- To do: Return all lines below containing the word "JSON".

[Structured figure records]
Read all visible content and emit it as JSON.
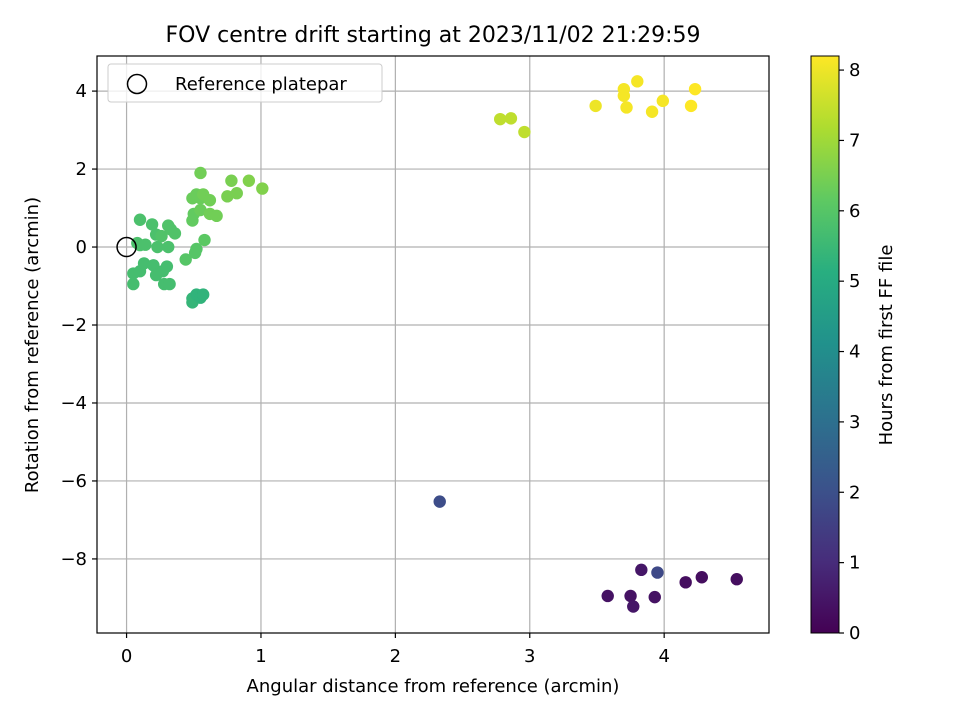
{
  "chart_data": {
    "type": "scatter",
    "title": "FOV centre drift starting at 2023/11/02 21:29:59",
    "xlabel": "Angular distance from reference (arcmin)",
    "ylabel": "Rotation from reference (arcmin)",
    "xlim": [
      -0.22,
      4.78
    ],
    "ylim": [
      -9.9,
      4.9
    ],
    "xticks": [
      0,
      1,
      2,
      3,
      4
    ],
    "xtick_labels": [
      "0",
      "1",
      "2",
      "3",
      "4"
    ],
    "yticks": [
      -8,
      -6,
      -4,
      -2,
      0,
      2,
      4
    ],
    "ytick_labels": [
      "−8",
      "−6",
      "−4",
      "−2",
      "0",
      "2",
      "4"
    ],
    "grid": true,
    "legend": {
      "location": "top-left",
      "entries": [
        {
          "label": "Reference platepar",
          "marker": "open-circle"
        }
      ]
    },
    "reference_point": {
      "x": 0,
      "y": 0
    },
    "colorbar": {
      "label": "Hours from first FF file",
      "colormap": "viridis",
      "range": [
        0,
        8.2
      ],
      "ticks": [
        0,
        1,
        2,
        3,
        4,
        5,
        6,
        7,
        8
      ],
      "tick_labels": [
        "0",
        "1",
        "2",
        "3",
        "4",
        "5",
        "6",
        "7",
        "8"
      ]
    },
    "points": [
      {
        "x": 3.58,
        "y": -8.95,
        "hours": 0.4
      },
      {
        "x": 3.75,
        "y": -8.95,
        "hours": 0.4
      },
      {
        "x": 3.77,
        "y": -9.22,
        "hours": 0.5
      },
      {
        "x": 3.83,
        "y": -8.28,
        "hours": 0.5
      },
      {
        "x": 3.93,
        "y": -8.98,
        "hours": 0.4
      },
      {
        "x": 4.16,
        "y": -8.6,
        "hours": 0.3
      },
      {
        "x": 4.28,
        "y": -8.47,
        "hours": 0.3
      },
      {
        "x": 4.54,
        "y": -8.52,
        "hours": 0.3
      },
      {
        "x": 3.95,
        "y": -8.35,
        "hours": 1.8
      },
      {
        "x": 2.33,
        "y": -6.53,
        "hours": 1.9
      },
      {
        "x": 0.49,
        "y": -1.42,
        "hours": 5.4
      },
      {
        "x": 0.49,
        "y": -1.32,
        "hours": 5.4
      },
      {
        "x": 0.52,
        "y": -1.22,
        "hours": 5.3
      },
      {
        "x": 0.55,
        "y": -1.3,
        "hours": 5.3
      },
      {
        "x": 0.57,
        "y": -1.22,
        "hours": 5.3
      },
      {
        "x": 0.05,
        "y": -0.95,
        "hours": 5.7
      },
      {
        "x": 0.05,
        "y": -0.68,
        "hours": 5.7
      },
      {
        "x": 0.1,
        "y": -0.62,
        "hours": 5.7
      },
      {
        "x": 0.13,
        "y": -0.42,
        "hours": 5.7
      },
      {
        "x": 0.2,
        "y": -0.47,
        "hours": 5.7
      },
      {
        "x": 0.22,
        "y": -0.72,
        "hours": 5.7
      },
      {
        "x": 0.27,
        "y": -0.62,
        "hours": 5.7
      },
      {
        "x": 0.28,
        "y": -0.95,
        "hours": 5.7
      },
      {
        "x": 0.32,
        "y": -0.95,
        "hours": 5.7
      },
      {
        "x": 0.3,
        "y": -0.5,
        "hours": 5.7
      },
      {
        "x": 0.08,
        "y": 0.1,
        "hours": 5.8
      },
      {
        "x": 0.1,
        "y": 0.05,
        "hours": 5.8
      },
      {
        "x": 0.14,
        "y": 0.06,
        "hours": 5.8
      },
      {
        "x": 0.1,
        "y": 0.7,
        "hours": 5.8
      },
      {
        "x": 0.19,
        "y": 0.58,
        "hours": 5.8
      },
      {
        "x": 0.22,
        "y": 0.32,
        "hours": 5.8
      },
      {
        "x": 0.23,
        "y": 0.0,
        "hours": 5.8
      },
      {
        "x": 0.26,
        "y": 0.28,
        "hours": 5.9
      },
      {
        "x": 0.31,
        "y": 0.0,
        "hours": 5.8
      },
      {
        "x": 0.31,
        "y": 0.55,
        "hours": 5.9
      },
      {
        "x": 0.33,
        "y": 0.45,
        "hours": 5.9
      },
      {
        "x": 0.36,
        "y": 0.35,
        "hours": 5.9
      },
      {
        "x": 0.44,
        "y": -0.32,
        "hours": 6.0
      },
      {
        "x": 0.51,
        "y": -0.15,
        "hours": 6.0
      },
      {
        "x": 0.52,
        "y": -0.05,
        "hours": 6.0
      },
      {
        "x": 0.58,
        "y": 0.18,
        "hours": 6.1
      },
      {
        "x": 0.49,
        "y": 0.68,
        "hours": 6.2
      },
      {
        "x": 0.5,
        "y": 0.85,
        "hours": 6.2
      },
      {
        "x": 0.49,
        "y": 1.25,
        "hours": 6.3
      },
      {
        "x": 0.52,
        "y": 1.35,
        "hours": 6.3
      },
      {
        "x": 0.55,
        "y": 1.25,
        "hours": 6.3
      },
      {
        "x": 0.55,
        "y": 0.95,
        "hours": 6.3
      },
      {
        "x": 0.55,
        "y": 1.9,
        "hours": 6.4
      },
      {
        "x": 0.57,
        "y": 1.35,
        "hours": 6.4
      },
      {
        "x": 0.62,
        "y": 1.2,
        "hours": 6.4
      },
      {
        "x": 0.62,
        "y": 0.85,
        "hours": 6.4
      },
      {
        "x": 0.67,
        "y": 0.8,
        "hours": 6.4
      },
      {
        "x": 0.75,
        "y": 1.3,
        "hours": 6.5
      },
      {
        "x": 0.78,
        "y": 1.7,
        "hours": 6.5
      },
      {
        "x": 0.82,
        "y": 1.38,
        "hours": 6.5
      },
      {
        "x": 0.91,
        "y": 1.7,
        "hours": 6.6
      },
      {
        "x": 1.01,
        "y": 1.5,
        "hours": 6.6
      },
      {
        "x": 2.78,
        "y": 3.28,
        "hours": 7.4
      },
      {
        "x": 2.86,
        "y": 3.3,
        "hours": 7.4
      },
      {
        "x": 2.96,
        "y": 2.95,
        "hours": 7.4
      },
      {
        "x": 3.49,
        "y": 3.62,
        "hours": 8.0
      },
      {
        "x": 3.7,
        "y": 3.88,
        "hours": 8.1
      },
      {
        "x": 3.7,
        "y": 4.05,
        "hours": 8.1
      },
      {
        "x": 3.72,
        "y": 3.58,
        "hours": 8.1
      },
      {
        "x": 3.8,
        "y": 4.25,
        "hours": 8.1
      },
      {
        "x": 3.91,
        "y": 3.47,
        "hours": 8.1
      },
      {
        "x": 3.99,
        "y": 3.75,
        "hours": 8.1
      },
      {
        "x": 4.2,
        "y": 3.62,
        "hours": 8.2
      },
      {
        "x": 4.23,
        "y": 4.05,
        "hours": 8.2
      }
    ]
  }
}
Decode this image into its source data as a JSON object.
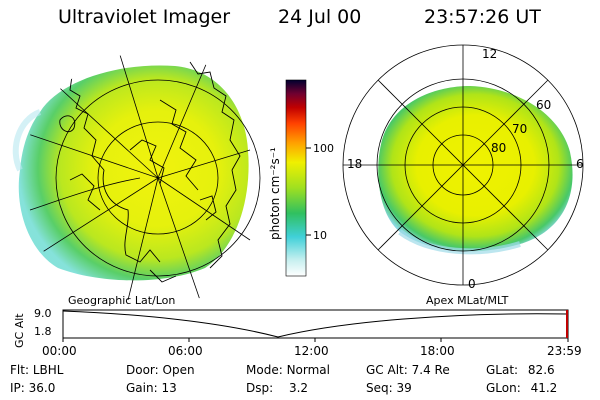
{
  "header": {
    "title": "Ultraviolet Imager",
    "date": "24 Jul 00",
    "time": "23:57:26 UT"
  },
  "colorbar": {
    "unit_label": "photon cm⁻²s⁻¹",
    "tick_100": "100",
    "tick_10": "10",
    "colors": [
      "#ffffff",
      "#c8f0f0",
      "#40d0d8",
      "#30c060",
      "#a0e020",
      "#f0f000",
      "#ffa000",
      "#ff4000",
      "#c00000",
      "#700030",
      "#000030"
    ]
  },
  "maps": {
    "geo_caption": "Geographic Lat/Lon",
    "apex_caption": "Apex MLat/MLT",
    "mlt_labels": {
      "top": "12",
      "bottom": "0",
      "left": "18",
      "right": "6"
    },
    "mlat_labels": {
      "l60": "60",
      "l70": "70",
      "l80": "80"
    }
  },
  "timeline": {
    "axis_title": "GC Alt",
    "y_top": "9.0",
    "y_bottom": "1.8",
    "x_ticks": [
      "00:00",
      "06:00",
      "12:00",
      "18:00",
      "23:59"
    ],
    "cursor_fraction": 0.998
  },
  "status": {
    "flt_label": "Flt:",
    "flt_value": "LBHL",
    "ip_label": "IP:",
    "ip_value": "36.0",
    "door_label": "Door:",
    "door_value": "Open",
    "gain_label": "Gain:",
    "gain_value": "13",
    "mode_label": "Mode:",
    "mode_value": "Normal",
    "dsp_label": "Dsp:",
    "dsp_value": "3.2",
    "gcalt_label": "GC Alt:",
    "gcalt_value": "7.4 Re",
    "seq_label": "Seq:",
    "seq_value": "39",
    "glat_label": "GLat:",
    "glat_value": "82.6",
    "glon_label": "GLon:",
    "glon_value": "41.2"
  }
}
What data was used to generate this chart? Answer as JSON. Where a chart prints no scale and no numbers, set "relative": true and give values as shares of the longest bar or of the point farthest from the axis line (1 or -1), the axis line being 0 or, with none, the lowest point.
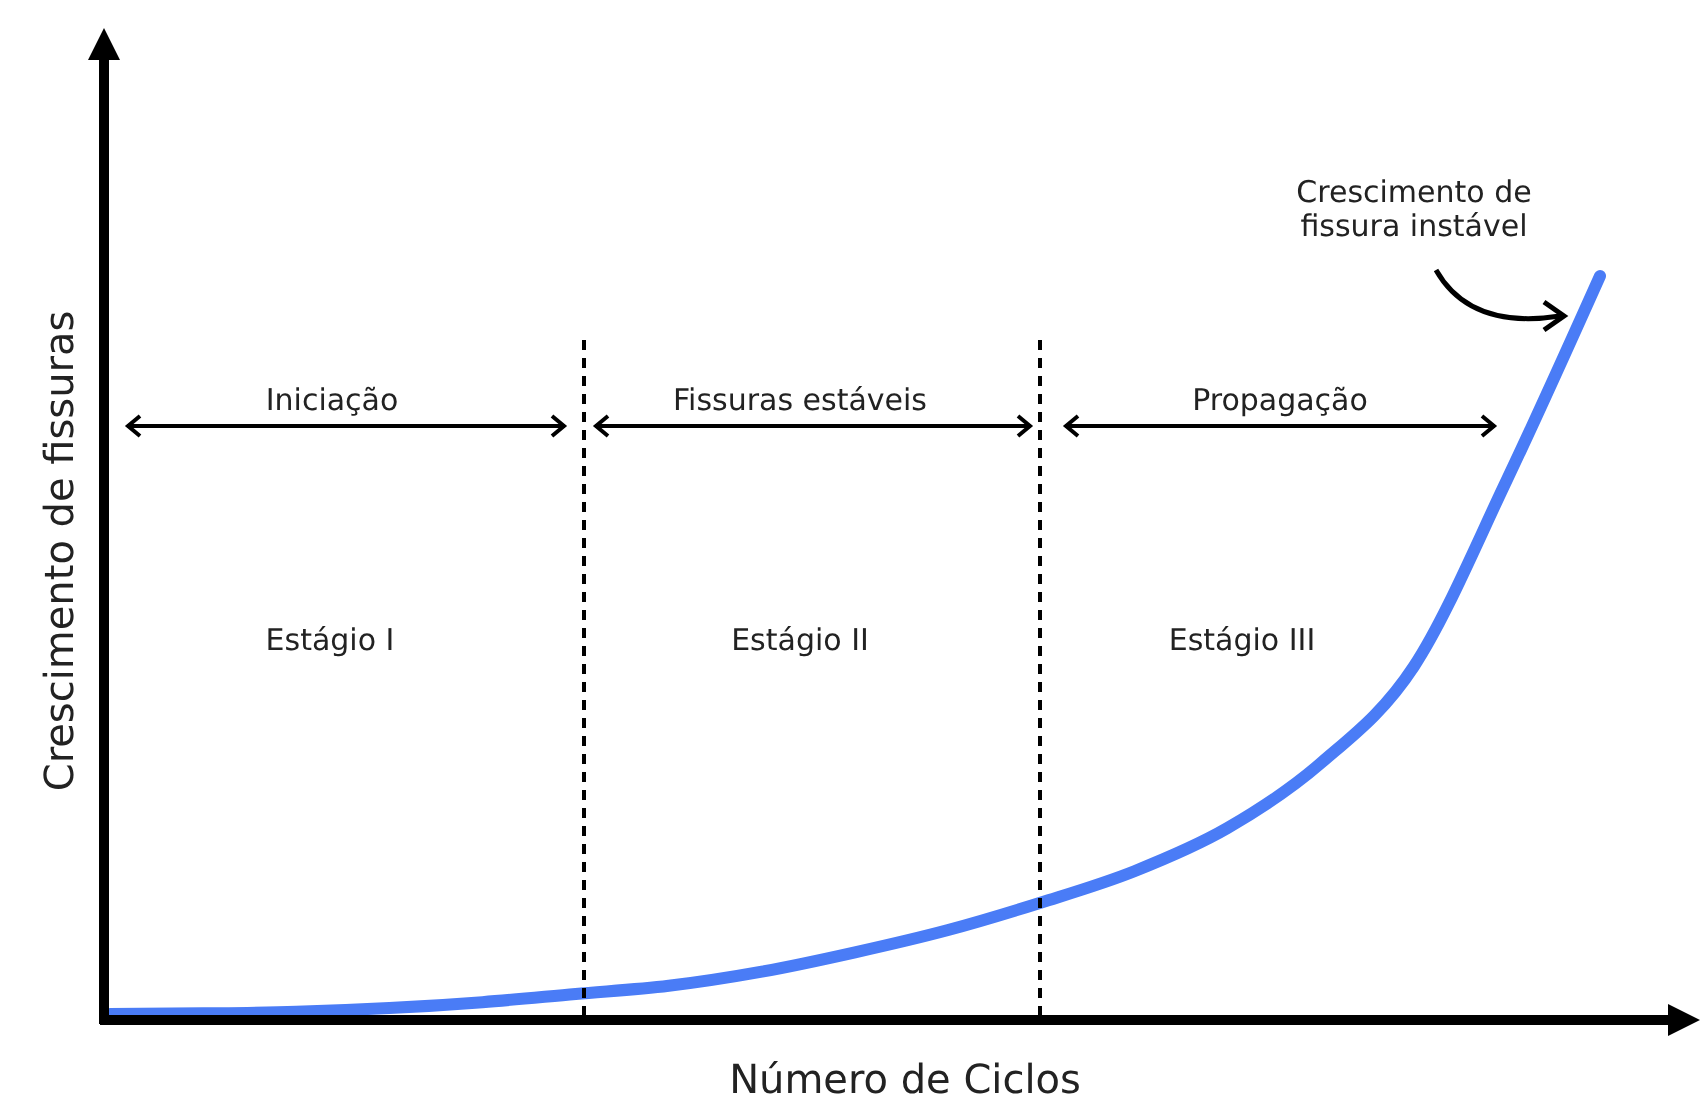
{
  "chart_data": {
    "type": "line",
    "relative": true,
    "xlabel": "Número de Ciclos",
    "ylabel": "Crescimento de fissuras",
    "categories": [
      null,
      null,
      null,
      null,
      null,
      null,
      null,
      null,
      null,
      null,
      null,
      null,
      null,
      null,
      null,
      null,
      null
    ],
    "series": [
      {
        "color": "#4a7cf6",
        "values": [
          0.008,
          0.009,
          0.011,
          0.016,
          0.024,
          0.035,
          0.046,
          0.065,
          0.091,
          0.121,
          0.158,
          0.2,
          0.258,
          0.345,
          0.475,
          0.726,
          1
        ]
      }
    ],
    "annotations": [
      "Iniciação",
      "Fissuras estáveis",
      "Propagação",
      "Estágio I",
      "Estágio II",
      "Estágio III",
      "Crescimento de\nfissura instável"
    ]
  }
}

- Final result:
Read all visible content and emit it as JSON.
Decode this image into its source data as a JSON object.
What data was used to generate this chart? Answer as JSON. Where a chart prints no scale and no numbers, set "relative": true and give values as shares of the longest bar or of the point farthest from the axis line (1 or -1), the axis line being 0 or, with none, the lowest point.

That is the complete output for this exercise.